→ Dataset entries on figures:
=-=-=

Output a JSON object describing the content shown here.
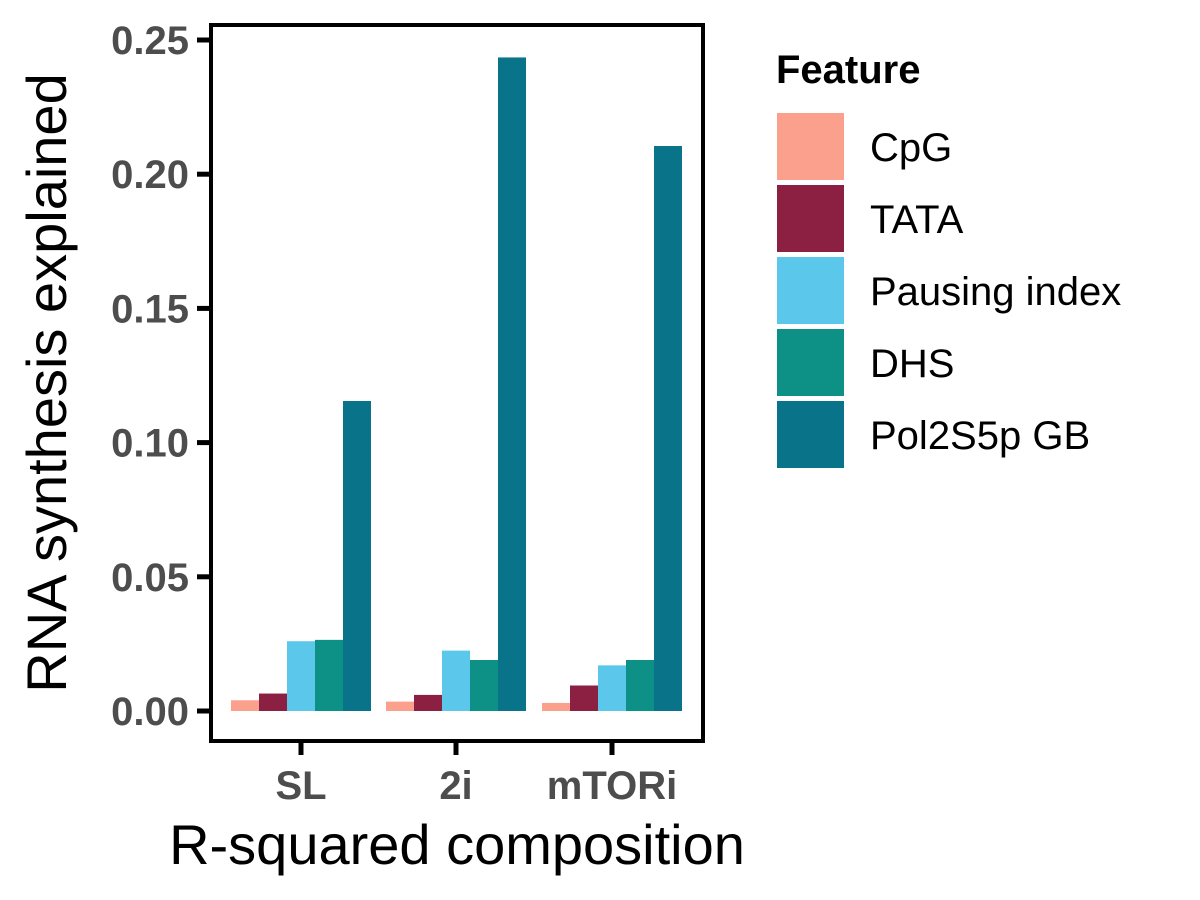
{
  "chart_data": {
    "type": "bar",
    "title": "",
    "xlabel": "R-squared composition",
    "ylabel": "RNA synthesis explained",
    "categories": [
      "SL",
      "2i",
      "mTORi"
    ],
    "ylim": [
      -0.011,
      0.255
    ],
    "yticks": [
      "0.00",
      "0.05",
      "0.10",
      "0.15",
      "0.20",
      "0.25"
    ],
    "grid": false,
    "legend": {
      "title": "Feature",
      "placement": "right"
    },
    "series": [
      {
        "name": "CpG",
        "color": "#FBA08C",
        "values": [
          0.004,
          0.0035,
          0.003
        ]
      },
      {
        "name": "TATA",
        "color": "#8C2043",
        "values": [
          0.0065,
          0.006,
          0.0095
        ]
      },
      {
        "name": "Pausing index",
        "color": "#5BC7EB",
        "values": [
          0.026,
          0.0225,
          0.017
        ]
      },
      {
        "name": "DHS",
        "color": "#0D9186",
        "values": [
          0.0265,
          0.019,
          0.019
        ]
      },
      {
        "name": "Pol2S5p GB",
        "color": "#087389",
        "values": [
          0.1155,
          0.2435,
          0.2105
        ]
      }
    ]
  }
}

=-=-=

→ WHAT THIS TASK INVOLVES: Return all of the entries exactly as written, but drop any pictures they hold.

→ RIGHT ANSWER:
Output a JSON object describing the content shown here.
{
  "chart_data": {
    "type": "bar",
    "title": "",
    "xlabel": "R-squared composition",
    "ylabel": "RNA synthesis explained",
    "categories": [
      "SL",
      "2i",
      "mTORi"
    ],
    "ylim": [
      -0.011,
      0.255
    ],
    "yticks": [
      "0.00",
      "0.05",
      "0.10",
      "0.15",
      "0.20",
      "0.25"
    ],
    "grid": false,
    "legend": {
      "title": "Feature",
      "placement": "right"
    },
    "series": [
      {
        "name": "CpG",
        "color": "#FBA08C",
        "values": [
          0.004,
          0.0035,
          0.003
        ]
      },
      {
        "name": "TATA",
        "color": "#8C2043",
        "values": [
          0.0065,
          0.006,
          0.0095
        ]
      },
      {
        "name": "Pausing index",
        "color": "#5BC7EB",
        "values": [
          0.026,
          0.0225,
          0.017
        ]
      },
      {
        "name": "DHS",
        "color": "#0D9186",
        "values": [
          0.0265,
          0.019,
          0.019
        ]
      },
      {
        "name": "Pol2S5p GB",
        "color": "#087389",
        "values": [
          0.1155,
          0.2435,
          0.2105
        ]
      }
    ]
  }
}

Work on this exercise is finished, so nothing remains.